__Problem to work on__
Drop every picture and give the entries back exactly.

__Exercise data__
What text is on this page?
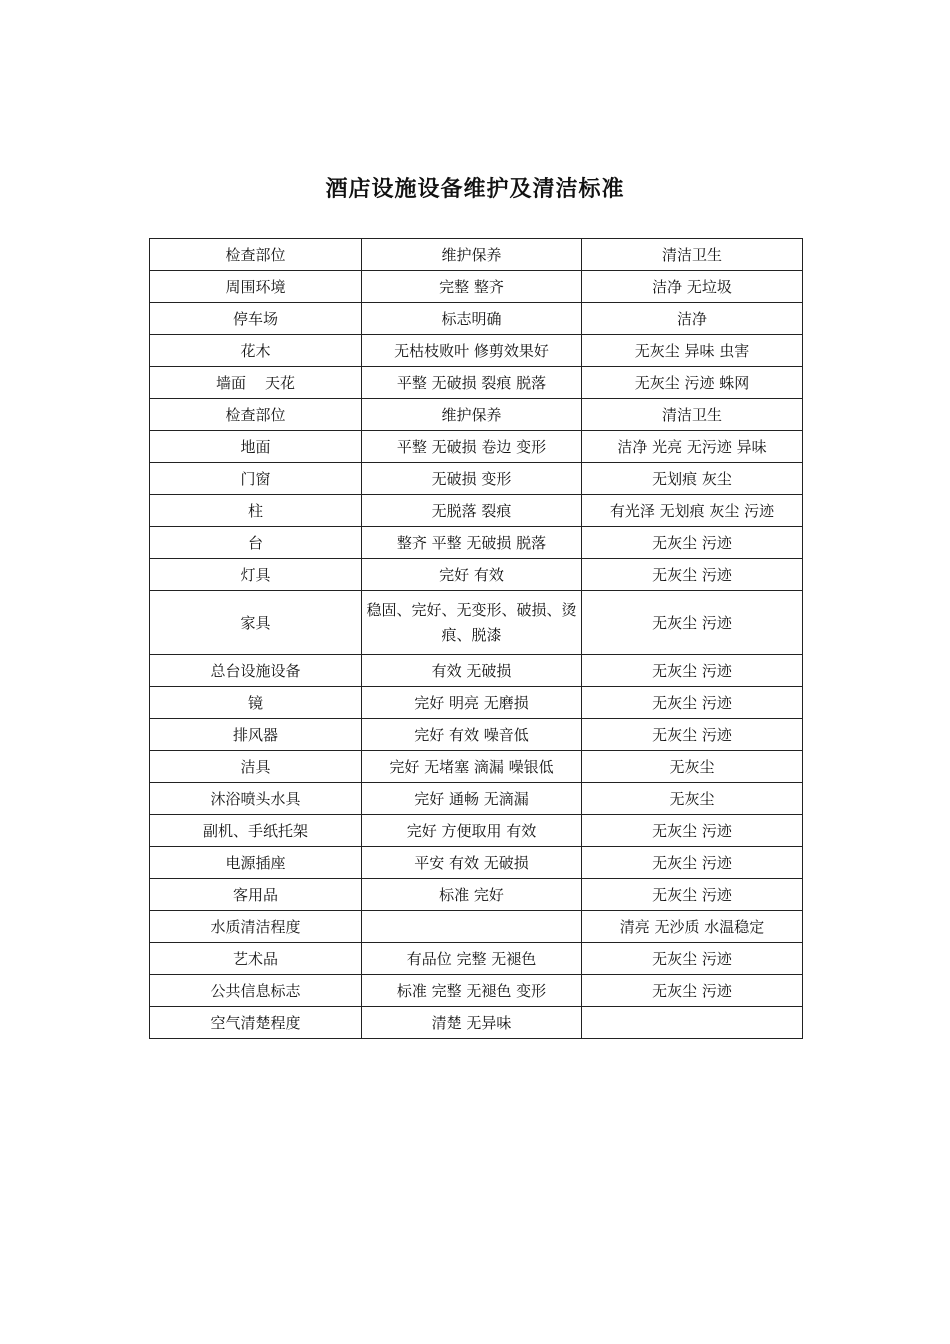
酒店设施设备维护及清洁标准
检查部位	维护保养	清洁卫生
周围环境	完整 整齐	洁净 无垃圾
停车场	标志明确	洁净
花木	无枯枝败叶 修剪效果好	无灰尘 异味 虫害
墙面    天花	平整 无破损 裂痕 脱落	无灰尘 污迹 蛛网
检查部位	维护保养	清洁卫生
地面	平整 无破损 卷边 变形	洁净 光亮 无污迹 异味
门窗	无破损 变形	无划痕 灰尘
柱	无脱落 裂痕	有光泽 无划痕 灰尘 污迹
台	整齐 平整 无破损 脱落	无灰尘 污迹
灯具	完好 有效	无灰尘 污迹
家具	稳固、完好、无变形、破损、烫痕、脱漆	无灰尘 污迹
总台设施设备	有效 无破损	无灰尘 污迹
镜	完好 明亮 无磨损	无灰尘 污迹
排风器	完好 有效 噪音低	无灰尘 污迹
洁具	完好 无堵塞 滴漏 噪银低	无灰尘
沐浴喷头水具	完好 通畅 无滴漏	无灰尘
副机、手纸托架	完好 方便取用 有效	无灰尘 污迹
电源插座	平安 有效 无破损	无灰尘 污迹
客用品	标准 完好	无灰尘 污迹
水质清洁程度		清亮 无沙质 水温稳定
艺术品	有品位 完整 无褪色	无灰尘 污迹
公共信息标志	标准 完整 无褪色 变形	无灰尘 污迹
空气清楚程度	清楚 无异味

__Full solution__
What text is on this page?
酒店设施设备维护及清洁标准
检查部位	维护保养	清洁卫生
周围环境	完整 整齐	洁净 无垃圾
停车场	标志明确	洁净
花木	无枯枝败叶 修剪效果好	无灰尘 异味 虫害
墙面    天花	平整 无破损 裂痕 脱落	无灰尘 污迹 蛛网
检查部位	维护保养	清洁卫生
地面	平整 无破损 卷边 变形	洁净 光亮 无污迹 异味
门窗	无破损 变形	无划痕 灰尘
柱	无脱落 裂痕	有光泽 无划痕 灰尘 污迹
台	整齐 平整 无破损 脱落	无灰尘 污迹
灯具	完好 有效	无灰尘 污迹
家具	稳固、完好、无变形、破损、烫痕、脱漆	无灰尘 污迹
总台设施设备	有效 无破损	无灰尘 污迹
镜	完好 明亮 无磨损	无灰尘 污迹
排风器	完好 有效 噪音低	无灰尘 污迹
洁具	完好 无堵塞 滴漏 噪银低	无灰尘
沐浴喷头水具	完好 通畅 无滴漏	无灰尘
副机、手纸托架	完好 方便取用 有效	无灰尘 污迹
电源插座	平安 有效 无破损	无灰尘 污迹
客用品	标准 完好	无灰尘 污迹
水质清洁程度		清亮 无沙质 水温稳定
艺术品	有品位 完整 无褪色	无灰尘 污迹
公共信息标志	标准 完整 无褪色 变形	无灰尘 污迹
空气清楚程度	清楚 无异味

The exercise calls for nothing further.